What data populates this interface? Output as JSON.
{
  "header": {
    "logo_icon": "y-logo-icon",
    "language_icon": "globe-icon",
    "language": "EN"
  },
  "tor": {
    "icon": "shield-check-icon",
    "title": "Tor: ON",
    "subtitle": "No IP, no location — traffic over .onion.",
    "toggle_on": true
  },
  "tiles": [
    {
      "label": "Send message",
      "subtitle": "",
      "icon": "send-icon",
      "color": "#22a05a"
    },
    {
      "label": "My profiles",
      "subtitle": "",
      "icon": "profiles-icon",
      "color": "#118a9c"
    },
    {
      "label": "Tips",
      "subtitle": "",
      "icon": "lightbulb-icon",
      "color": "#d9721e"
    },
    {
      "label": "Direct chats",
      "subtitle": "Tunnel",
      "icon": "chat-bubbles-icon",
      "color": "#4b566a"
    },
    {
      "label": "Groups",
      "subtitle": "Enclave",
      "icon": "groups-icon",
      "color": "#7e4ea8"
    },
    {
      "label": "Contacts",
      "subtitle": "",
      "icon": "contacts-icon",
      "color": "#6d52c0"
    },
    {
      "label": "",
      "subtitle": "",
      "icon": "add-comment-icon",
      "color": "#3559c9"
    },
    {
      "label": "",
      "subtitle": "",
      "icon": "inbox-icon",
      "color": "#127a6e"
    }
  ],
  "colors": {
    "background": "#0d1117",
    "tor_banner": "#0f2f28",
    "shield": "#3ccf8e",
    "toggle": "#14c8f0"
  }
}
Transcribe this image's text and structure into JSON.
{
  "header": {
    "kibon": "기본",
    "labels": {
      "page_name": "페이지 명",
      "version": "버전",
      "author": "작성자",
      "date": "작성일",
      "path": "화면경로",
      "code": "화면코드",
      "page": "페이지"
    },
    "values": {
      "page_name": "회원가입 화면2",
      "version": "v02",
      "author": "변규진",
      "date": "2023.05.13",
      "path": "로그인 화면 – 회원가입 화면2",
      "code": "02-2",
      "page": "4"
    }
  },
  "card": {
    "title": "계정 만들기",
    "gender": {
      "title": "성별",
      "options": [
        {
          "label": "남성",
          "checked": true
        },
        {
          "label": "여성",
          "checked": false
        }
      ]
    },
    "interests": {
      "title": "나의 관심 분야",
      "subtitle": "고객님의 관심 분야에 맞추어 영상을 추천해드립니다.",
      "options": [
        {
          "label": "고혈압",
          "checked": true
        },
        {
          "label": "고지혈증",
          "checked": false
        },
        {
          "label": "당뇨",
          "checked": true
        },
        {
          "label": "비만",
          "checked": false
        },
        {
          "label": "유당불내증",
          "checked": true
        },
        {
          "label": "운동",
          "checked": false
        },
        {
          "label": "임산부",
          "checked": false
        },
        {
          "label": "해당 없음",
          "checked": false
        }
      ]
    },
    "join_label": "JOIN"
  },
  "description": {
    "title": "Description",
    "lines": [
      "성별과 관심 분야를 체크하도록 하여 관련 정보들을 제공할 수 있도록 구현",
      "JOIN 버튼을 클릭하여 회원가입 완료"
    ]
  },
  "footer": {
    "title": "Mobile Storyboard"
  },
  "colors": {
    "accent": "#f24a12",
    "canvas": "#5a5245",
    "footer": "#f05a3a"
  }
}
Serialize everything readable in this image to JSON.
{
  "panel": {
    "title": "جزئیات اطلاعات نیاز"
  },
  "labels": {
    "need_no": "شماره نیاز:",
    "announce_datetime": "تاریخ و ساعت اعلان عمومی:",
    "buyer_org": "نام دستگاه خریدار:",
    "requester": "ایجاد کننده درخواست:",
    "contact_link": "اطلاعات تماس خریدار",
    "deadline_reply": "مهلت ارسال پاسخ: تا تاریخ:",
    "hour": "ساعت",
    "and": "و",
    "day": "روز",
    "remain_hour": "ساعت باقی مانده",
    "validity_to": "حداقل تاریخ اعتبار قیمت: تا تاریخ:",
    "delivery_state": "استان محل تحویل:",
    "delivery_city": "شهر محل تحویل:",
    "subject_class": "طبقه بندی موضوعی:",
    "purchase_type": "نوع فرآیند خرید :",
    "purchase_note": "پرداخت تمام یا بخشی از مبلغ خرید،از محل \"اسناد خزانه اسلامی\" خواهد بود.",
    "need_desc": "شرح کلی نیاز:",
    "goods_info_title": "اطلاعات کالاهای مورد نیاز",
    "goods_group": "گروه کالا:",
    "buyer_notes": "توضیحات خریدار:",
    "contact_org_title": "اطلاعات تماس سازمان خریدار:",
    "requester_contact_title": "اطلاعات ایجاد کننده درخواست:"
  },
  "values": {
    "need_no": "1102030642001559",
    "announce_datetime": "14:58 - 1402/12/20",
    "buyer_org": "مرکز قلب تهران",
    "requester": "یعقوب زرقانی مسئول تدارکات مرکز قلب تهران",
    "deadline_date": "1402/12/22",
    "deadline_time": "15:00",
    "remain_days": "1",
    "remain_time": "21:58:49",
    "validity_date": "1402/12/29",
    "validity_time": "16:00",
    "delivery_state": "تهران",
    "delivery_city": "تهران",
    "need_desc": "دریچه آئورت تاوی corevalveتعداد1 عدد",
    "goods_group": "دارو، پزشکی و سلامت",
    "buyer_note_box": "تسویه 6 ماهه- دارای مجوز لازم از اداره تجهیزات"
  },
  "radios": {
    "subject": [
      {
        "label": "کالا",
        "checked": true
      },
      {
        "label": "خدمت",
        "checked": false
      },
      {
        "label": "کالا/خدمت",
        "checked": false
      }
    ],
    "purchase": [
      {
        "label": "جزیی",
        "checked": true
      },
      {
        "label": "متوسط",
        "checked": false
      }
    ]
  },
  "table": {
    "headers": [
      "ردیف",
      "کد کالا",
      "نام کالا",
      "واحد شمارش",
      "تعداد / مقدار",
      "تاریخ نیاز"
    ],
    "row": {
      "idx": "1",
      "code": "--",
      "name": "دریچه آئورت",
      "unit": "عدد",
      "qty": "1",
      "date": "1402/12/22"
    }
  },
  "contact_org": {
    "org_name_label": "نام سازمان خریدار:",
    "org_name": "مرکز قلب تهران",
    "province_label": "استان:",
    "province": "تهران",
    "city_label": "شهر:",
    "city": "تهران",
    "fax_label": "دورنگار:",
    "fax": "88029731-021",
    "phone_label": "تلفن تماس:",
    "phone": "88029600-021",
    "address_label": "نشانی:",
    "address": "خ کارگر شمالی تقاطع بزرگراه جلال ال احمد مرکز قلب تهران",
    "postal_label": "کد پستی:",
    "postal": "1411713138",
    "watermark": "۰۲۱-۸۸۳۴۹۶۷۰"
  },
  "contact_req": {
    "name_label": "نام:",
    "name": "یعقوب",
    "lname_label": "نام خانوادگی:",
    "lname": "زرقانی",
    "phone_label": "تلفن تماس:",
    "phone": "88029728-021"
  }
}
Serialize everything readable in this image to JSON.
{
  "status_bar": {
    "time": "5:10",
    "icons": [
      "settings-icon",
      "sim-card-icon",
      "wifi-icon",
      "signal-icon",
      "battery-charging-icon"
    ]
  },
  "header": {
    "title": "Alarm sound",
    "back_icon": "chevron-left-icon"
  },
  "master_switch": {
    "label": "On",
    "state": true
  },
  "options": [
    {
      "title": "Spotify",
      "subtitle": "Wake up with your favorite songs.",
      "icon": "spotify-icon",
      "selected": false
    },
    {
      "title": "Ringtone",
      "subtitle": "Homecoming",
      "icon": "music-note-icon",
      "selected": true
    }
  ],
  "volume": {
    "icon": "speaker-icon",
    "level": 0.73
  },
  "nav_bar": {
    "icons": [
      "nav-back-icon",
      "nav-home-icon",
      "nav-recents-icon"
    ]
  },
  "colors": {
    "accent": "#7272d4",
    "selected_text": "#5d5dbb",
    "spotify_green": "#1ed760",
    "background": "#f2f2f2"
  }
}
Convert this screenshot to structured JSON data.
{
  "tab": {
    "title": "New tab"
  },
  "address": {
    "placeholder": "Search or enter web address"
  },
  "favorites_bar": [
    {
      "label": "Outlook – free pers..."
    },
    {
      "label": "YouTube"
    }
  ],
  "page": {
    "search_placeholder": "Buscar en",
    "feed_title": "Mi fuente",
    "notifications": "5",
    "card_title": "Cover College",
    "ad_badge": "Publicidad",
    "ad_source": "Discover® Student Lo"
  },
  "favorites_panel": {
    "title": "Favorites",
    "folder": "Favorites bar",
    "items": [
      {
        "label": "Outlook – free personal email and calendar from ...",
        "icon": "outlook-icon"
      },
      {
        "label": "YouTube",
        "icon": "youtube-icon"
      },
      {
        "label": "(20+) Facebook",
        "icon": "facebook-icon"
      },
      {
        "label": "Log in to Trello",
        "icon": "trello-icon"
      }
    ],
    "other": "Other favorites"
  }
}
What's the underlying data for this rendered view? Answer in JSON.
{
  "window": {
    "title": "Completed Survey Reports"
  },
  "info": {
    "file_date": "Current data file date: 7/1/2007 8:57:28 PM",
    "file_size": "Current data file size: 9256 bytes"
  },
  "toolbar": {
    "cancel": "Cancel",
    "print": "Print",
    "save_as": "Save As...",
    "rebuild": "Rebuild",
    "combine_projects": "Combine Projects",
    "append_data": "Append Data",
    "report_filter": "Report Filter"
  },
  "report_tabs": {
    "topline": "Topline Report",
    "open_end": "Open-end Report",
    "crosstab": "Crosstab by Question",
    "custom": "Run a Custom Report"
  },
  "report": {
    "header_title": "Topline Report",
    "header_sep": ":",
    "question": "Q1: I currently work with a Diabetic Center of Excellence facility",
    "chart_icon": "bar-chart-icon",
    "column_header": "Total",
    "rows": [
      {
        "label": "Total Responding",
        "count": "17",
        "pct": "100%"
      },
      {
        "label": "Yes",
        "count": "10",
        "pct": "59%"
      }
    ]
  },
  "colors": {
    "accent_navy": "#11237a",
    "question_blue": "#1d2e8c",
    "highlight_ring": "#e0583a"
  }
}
:::::
Using the records above, list each line that includes "background".

    "background": "#0d1117",
    "background": "#f2f2f2"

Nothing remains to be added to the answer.